What is needed: Can you copy out the data exactly? Leave the images out.

(Data items)
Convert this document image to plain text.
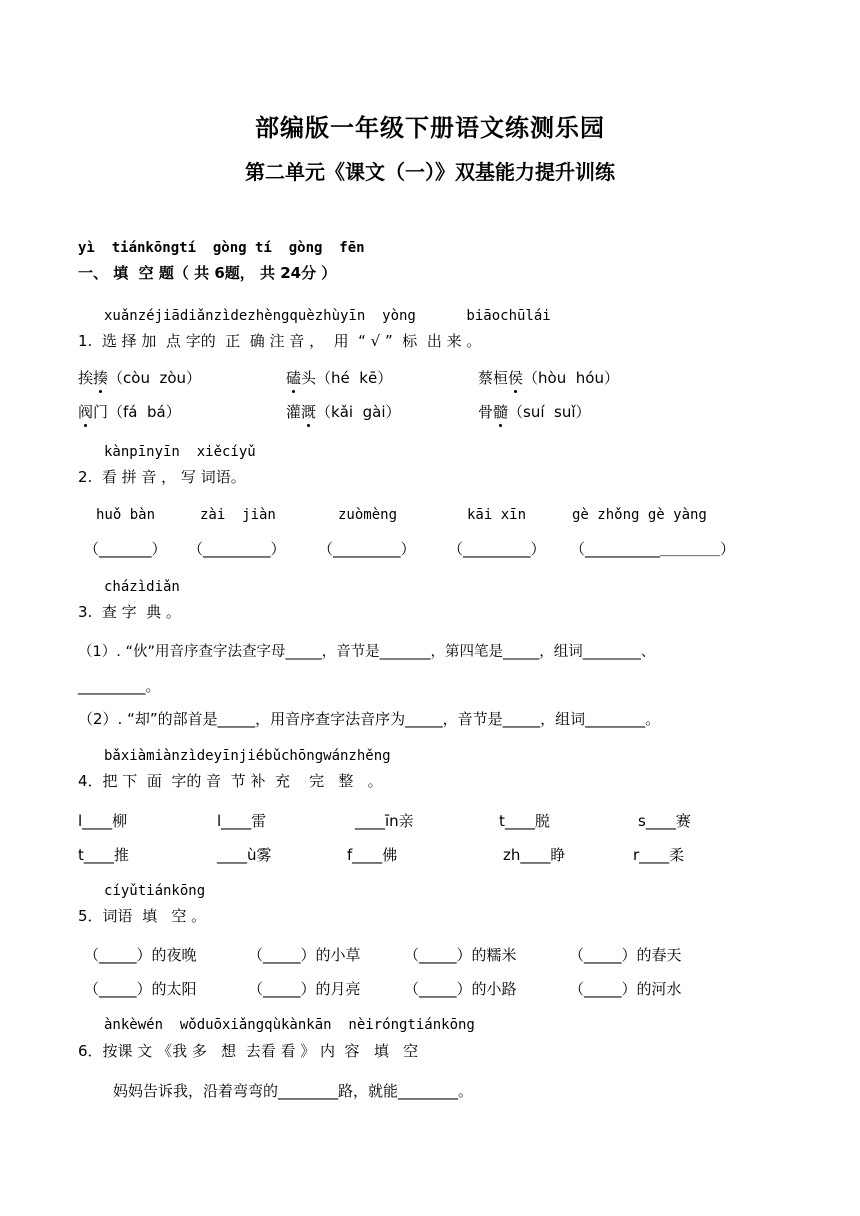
部编版一年级下册语文练测乐园
第二单元《课文（一）》双基能力提升训练
yì  tiánkōngtí  gòng tí  gòng  fēn
一、 填  空 题（ 共 6题， 共 24分 ）
xuǎnzéjiādiǎnzìdezhèngquèzhùyīn  yòng      biāochūlái
1.  选 择 加  点 字的  正  确 注 音 ，  用  “ √ ”  标  出 来 。
挨揍（còu  zòu）	磕头（hé  kē）	蔡桓侯（hòu  hóu）
阀门（fá  bá）	灌溉（kǎi  gài）	骨髓（suí  suǐ）
kànpīnyīn  xiěcíyǔ
2.  看 拼 音 ， 写 词语。
huǒ bàn	zài  jiàn	zuòmèng	kāi xīn	gè zhǒng gè yàng
（_______） （_________） （_________） （_________） （__________＿＿＿＿）
cházìdiǎn
3.  查 字  典 。
（1）. “伙”用音序查字法查字母_____，音节是_______，第四笔是_____，组词________、
_________。
（2）. “却”的部首是_____，用音序查字法音序为_____，音节是_____，组词________。
bǎxiàmiànzìdeyīnjiébǔchōngwánzhěng
4．把 下  面  字的 音  节 补  充    完   整   。
l____柳	l____雷	____īn亲	t____脱	s____赛
t____推	____ù雾	f____佛	zh____睁	r____柔
cíyǔtiánkōng
5．词语  填   空 。
（_____）的夜晚	（_____）的小草	（_____）的糯米	（_____）的春天
（_____）的太阳	（_____）的月亮	（_____）的小路	（_____）的河水
ànkèwén  wǒduōxiǎngqùkànkān  nèiróngtiánkōng
6．按课 文 《我 多   想  去看 看 》 内  容   填   空
妈妈告诉我，沿着弯弯的________路，就能________。
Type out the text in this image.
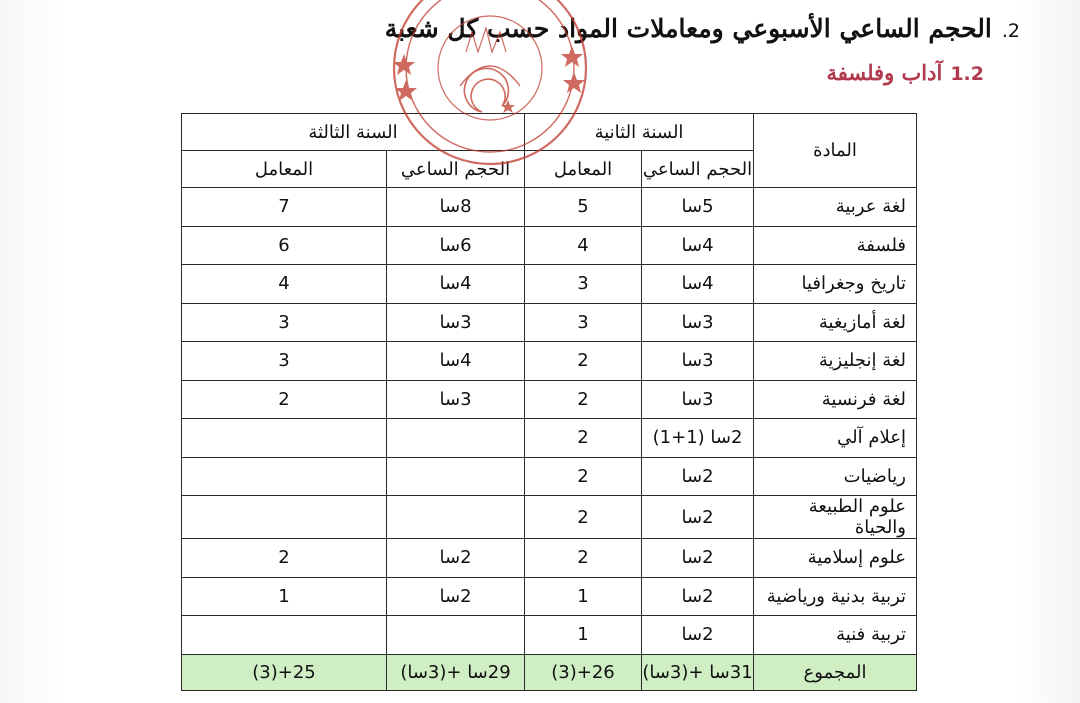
2.
الحجم الساعي الأسبوعي ومعاملات المواد حسب كل شعبة
1.2
آداب وفلسفة
المادة	السنة الثانية		السنة الثالثة	
	الحجم الساعي	المعامل	الحجم الساعي	المعامل
لغة عربية	5سا	5	8سا	7
فلسفة	4سا	4	6سا	6
تاريخ وجغرافيا	4سا	3	4سا	4
لغة أمازيغية	3سا	3	3سا	3
لغة إنجليزية	3سا	2	4سا	3
لغة فرنسية	3سا	2	3سا	2
إعلام آلي	2سا (1+1)	2		
رياضيات	2سا	2		
علوم الطبيعة والحياة	2سا	2		
علوم إسلامية	2سا	2	2سا	2
تربية بدنية ورياضية	2سا	1	2سا	1
تربية فنية	2سا	1		
المجموع	31سا +(3سا)	26+(3)	29سا +(3سا)	25+(3)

Answer to this task:
Convert this document image to plain text.
部编版一年级下册语文练测乐园
第二单元《课文（一）》双基能力提升训练
yì  tiánkōngtí  gòng tí  gòng  fēn
一、 填  空 题（ 共 6题， 共 24分 ）
xuǎnzéjiādiǎnzìdezhèngquèzhùyīn  yòng      biāochūlái
1.  选 择 加  点 字的  正  确 注 音 ，  用  “ √ ”  标  出 来 。
挨揍（còu  zòu）	磕头（hé  kē）	蔡桓侯（hòu  hóu）
阀门（fá  bá）	灌溉（kǎi  gài）	骨髓（suí  suǐ）
kànpīnyīn  xiěcíyǔ
2.  看 拼 音 ， 写 词语。
huǒ bàn	zài  jiàn	zuòmèng	kāi xīn	gè zhǒng gè yàng
（_______） （_________） （_________） （_________） （__________＿＿＿＿）
cházìdiǎn
3.  查 字  典 。
（1）. “伙”用音序查字法查字母_____，音节是_______，第四笔是_____，组词________、
_________。
（2）. “却”的部首是_____，用音序查字法音序为_____，音节是_____，组词________。
bǎxiàmiànzìdeyīnjiébǔchōngwánzhěng
4．把 下  面  字的 音  节 补  充    完   整   。
l____柳	l____雷	____īn亲	t____脱	s____赛
t____推	____ù雾	f____佛	zh____睁	r____柔
cíyǔtiánkōng
5．词语  填   空 。
（_____）的夜晚	（_____）的小草	（_____）的糯米	（_____）的春天
（_____）的太阳	（_____）的月亮	（_____）的小路	（_____）的河水
ànkèwén  wǒduōxiǎngqùkànkān  nèiróngtiánkōng
6．按课 文 《我 多   想  去看 看 》 内  容   填   空
妈妈告诉我，沿着弯弯的________路，就能________。
Type out the text in this image.
2.
الحجم الساعي الأسبوعي ومعاملات المواد حسب كل شعبة
1.2
آداب وفلسفة
المادة	السنة الثانية		السنة الثالثة	
	الحجم الساعي	المعامل	الحجم الساعي	المعامل
لغة عربية	5سا	5	8سا	7
فلسفة	4سا	4	6سا	6
تاريخ وجغرافيا	4سا	3	4سا	4
لغة أمازيغية	3سا	3	3سا	3
لغة إنجليزية	3سا	2	4سا	3
لغة فرنسية	3سا	2	3سا	2
إعلام آلي	2سا (1+1)	2		
رياضيات	2سا	2		
علوم الطبيعة والحياة	2سا	2		
علوم إسلامية	2سا	2	2سا	2
تربية بدنية ورياضية	2سا	1	2سا	1
تربية فنية	2سا	1		
المجموع	31سا +(3سا)	26+(3)	29سا +(3سا)	25+(3)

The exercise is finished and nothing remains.